Element and region listings:
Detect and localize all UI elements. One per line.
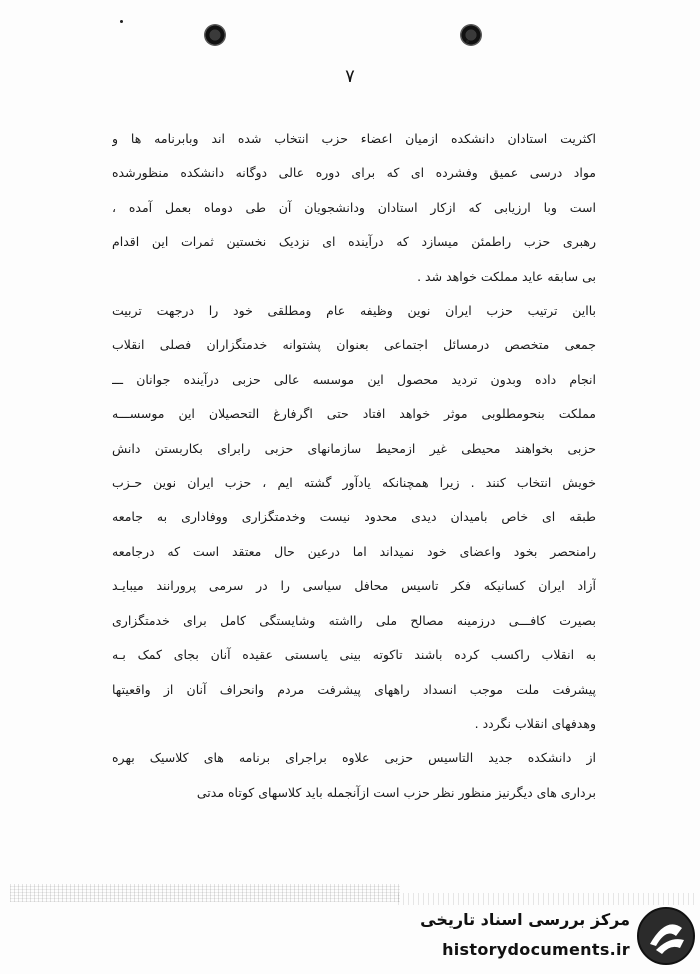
text-line: از دانشکده جدید التاسیس حزبی علاوه براجرای برنامه های کلاسیک بهره	[112, 750, 596, 766]
text-line: آزاد ایران کسانیکه فکر تاسیس محافل سیاسی را در سرمی پرورانند میبایـد	[112, 578, 596, 594]
watermark	[410, 900, 696, 970]
text-line: طبقه ای خاص بامیدان دیدی محدود نیست وخدمتگزاری ووفاداری به جامعه	[112, 509, 596, 525]
scan-speck	[120, 20, 123, 23]
text-line: حزبی بخواهند محیطی غیر ازمحیط سازمانهای حزبی رابرای بکاربستن دانش	[112, 440, 596, 456]
text-line: بصیرت کافـــی درزمینه مصالح ملی رااشته وشایستگی کامل برای خدمتگزاری	[112, 612, 596, 628]
text-line: بااین ترتیب حزب ایران نوین وظیفه عام ومطلقی خود را درجهت تربیت	[112, 303, 596, 319]
scan-speck	[466, 40, 469, 43]
text-line: برداری های دیگرنیز منظور نظر حزب است ازآنجمله باید کلاسهای کوتاه مدتی	[196, 784, 596, 800]
text-line: اکثریت استادان دانشکده ازمیان اعضاء حزب انتخاب شده اند وبابرنامه ها و	[112, 131, 596, 146]
text-line: به انقلاب راکسب کرده باشند تاکوته بینی یاسستی عقیده آنان بجای کمک بـه	[112, 647, 596, 663]
text-line: بی سابقه عاید مملکت خواهد شد .	[417, 268, 596, 284]
text-line: وهدفهای انقلاب نگردد .	[474, 715, 596, 731]
document-body	[112, 122, 596, 810]
page-number: ٧	[345, 66, 355, 87]
archive-seal-icon	[636, 906, 696, 966]
punch-hole-icon	[204, 24, 226, 46]
text-line: مملکت بنحومطلوبی موثر خواهد افتاد حتی اگرفارغ التحصیلان این موسســـه	[112, 406, 596, 422]
text-line: پیشرفت ملت موجب انسداد راههای پیشرفت مردم وانحراف آنان از واقعیتها	[112, 681, 596, 697]
text-line: رامنحصر بخود واعضای خود نمیداند اما درعین حال معتقد است که درجامعه	[112, 543, 596, 559]
text-line: رهبری حزب راطمئن میسازد که درآینده ای نزدیک نخستین ثمرات این اقدام	[112, 234, 596, 250]
text-line: جمعی متخصص درمسائل اجتماعی بعنوان پشتوانه خدمتگزاران فصلی انقلاب	[112, 337, 596, 353]
scan-noise	[10, 884, 400, 902]
text-line: انجام داده وبدون تردید محصول این موسسه عالی حزبی درآینده جوانان ـــ	[112, 371, 596, 387]
punch-hole-icon	[460, 24, 482, 46]
watermark-title: مرکز بررسی اسناد تاریخی	[420, 910, 630, 929]
text-line: است وبا ارزیابی که ازکار استادان ودانشجویان آن طی دوماه بعمل آمده ،	[112, 199, 596, 215]
text-line: خویش انتخاب کنند . زیرا همچنانکه یادآور گشته ایم ، حزب ایران نوین حـزب	[112, 475, 596, 491]
text-line: مواد درسی عمیق وفشرده ای که برای دوره عالی دوگانه دانشکده منظورشده	[112, 165, 596, 181]
watermark-url: historydocuments.ir	[442, 940, 630, 959]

### What to do
Copy the lines from the entries above without any change, starting at the line containing "text-line: از دانشکده" and ending at the line containing "40, 469, 43]", with both of those lines included.

### Solution
text-line: از دانشکده جدید التاسیس حزبی علاوه براجرای برنامه های کلاسیک بهره	[112, 750, 596, 766]
text-line: آزاد ایران کسانیکه فکر تاسیس محافل سیاسی را در سرمی پرورانند میبایـد	[112, 578, 596, 594]
watermark	[410, 900, 696, 970]
text-line: طبقه ای خاص بامیدان دیدی محدود نیست وخدمتگزاری ووفاداری به جامعه	[112, 509, 596, 525]
scan-speck	[120, 20, 123, 23]
text-line: حزبی بخواهند محیطی غیر ازمحیط سازمانهای حزبی رابرای بکاربستن دانش	[112, 440, 596, 456]
text-line: بصیرت کافـــی درزمینه مصالح ملی رااشته وشایستگی کامل برای خدمتگزاری	[112, 612, 596, 628]
text-line: بااین ترتیب حزب ایران نوین وظیفه عام ومطلقی خود را درجهت تربیت	[112, 303, 596, 319]
scan-speck	[466, 40, 469, 43]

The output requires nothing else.